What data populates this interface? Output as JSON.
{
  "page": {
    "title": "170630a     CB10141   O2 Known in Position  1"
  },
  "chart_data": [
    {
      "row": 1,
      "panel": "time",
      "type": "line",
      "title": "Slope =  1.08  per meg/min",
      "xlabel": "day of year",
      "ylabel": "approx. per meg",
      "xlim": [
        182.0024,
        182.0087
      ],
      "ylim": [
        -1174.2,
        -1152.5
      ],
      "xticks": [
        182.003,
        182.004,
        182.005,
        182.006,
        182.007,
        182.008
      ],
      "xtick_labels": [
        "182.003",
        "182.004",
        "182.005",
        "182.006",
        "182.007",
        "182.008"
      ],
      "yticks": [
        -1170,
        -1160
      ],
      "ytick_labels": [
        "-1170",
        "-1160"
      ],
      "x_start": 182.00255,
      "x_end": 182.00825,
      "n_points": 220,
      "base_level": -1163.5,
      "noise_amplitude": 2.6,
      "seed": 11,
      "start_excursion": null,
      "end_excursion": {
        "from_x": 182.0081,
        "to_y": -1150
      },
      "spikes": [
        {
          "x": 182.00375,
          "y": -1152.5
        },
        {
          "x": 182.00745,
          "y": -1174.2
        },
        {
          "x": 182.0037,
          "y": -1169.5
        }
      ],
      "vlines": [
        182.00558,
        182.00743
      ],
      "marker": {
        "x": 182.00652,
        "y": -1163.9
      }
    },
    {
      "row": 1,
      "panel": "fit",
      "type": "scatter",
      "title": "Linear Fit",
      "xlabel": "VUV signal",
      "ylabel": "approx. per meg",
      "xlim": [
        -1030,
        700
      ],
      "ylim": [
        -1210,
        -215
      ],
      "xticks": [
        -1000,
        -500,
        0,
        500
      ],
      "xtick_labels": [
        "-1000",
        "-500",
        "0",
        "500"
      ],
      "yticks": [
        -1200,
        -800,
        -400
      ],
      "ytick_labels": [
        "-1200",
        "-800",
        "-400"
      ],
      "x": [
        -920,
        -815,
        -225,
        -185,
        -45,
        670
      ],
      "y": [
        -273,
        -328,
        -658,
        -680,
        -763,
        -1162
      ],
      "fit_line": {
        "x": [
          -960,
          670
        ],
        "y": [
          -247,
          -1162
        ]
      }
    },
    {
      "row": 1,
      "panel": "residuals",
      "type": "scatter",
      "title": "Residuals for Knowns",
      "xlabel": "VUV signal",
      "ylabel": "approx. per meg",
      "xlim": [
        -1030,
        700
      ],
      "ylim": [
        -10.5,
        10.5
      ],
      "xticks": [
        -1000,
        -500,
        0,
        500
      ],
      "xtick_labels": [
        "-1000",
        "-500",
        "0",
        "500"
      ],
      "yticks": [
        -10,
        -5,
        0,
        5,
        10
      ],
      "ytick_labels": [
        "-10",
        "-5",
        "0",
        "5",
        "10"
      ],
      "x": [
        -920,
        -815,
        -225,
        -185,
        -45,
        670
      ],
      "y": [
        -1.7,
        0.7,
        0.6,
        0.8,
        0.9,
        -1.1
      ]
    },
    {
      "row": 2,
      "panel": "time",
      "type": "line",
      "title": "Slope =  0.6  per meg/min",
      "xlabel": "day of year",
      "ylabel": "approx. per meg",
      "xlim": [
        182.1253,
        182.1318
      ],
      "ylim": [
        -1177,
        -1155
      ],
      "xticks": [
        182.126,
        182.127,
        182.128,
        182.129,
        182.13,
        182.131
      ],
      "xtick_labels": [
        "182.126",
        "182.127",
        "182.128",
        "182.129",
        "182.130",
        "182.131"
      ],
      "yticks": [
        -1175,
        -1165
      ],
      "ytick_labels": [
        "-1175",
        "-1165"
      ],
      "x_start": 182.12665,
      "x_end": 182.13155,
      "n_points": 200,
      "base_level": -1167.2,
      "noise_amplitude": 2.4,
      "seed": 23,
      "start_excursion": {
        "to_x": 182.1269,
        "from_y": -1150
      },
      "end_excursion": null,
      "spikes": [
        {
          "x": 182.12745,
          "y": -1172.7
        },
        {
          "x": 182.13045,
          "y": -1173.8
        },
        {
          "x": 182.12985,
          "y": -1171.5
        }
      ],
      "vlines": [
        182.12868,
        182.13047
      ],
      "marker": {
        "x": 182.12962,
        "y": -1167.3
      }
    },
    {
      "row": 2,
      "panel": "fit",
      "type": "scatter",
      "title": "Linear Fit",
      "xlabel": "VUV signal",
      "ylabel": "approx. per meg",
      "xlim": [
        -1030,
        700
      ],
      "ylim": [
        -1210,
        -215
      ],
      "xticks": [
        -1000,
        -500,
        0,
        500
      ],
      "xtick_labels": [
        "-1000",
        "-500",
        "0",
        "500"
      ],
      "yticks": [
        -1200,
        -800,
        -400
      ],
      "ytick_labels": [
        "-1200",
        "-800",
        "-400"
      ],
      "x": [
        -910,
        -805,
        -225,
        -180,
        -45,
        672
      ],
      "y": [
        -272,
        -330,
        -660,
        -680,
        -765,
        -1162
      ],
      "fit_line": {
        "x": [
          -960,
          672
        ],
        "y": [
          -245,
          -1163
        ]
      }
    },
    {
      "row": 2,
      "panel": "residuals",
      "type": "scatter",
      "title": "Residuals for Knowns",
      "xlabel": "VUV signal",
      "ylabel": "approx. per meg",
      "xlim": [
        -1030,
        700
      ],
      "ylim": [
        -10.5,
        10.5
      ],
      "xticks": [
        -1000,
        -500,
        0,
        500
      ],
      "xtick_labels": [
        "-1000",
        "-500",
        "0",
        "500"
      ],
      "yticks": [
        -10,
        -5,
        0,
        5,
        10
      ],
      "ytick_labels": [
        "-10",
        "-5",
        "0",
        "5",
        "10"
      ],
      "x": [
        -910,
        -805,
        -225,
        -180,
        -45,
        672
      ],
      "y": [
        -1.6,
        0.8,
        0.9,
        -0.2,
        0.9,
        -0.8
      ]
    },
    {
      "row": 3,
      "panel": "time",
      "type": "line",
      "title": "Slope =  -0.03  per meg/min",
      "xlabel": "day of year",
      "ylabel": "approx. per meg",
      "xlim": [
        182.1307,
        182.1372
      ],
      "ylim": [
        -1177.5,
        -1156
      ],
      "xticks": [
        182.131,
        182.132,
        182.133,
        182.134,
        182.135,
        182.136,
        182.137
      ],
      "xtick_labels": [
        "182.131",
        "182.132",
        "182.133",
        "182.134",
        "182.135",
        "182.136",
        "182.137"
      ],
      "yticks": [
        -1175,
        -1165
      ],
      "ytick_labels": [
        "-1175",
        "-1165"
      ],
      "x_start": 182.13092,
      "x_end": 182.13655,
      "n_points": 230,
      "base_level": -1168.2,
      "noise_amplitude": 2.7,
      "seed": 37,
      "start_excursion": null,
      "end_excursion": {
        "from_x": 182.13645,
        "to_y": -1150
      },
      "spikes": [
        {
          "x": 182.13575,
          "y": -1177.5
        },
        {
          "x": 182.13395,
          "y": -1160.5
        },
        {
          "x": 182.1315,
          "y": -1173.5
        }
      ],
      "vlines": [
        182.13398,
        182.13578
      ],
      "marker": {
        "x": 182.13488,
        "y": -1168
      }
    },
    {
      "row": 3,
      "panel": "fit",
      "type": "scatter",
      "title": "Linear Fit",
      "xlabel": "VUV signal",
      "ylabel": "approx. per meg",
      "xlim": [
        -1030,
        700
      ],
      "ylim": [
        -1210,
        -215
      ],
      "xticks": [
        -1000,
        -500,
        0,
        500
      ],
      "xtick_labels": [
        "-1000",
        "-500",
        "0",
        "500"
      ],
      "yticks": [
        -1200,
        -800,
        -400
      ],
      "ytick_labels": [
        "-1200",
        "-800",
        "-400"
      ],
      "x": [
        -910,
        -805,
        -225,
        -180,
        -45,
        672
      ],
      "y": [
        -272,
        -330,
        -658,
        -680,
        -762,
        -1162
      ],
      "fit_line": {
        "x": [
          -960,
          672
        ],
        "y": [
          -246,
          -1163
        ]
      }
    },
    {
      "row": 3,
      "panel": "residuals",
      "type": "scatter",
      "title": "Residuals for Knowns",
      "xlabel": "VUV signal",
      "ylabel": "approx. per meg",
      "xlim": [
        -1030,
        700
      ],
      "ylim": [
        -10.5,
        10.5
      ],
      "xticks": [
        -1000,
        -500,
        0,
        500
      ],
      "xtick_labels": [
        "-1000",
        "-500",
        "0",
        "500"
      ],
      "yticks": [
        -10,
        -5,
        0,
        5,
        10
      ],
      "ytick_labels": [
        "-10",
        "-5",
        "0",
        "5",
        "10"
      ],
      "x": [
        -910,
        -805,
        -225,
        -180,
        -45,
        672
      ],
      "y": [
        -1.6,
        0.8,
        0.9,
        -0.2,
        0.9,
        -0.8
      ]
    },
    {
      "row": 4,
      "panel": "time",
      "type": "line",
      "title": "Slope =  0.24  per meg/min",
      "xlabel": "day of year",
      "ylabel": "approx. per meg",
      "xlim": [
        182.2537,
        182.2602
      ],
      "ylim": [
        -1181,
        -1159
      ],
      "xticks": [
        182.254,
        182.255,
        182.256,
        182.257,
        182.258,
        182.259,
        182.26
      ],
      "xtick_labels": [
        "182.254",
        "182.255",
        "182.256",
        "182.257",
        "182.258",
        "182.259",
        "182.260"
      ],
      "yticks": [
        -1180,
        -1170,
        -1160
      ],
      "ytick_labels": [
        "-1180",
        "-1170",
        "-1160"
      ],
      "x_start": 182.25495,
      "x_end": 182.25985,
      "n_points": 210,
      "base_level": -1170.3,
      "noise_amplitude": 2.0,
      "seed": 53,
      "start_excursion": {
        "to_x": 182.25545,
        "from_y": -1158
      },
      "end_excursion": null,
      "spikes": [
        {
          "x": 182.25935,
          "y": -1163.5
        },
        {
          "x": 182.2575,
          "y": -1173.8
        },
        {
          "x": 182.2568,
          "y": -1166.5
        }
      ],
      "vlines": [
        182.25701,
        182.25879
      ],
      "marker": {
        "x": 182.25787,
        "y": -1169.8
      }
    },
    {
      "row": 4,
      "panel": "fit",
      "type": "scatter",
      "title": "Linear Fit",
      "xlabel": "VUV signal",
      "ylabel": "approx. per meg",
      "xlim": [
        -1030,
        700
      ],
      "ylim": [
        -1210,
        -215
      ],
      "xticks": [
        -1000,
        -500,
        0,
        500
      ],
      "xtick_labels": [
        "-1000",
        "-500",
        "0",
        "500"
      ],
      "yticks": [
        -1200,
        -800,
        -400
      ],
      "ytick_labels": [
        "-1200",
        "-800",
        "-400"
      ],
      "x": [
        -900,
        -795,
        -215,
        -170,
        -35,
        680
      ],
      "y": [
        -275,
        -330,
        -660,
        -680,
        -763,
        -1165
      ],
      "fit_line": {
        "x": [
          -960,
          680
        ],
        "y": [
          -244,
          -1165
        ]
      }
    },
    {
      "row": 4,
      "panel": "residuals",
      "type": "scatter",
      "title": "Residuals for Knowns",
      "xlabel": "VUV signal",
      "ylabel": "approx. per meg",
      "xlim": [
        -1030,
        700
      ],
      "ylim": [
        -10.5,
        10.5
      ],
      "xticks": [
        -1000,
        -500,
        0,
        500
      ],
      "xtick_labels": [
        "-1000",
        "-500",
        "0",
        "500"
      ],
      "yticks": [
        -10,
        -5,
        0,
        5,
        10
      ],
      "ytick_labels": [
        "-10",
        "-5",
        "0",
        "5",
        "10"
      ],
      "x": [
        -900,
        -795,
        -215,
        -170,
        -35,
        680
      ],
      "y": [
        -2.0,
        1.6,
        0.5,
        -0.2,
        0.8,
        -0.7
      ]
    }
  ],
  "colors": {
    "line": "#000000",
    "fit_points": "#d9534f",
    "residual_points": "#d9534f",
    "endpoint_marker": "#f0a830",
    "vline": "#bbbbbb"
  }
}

-*-

EXERCISE INSTRUCTIONS: Lines containing the string "Slope" are to be selected and copied.

REPLY TO THE EXERCISE:
      "title": "Slope =  1.08  per meg/min",
      "title": "Slope =  0.6  per meg/min",
      "title": "Slope =  -0.03  per meg/min",
      "title": "Slope =  0.24  per meg/min",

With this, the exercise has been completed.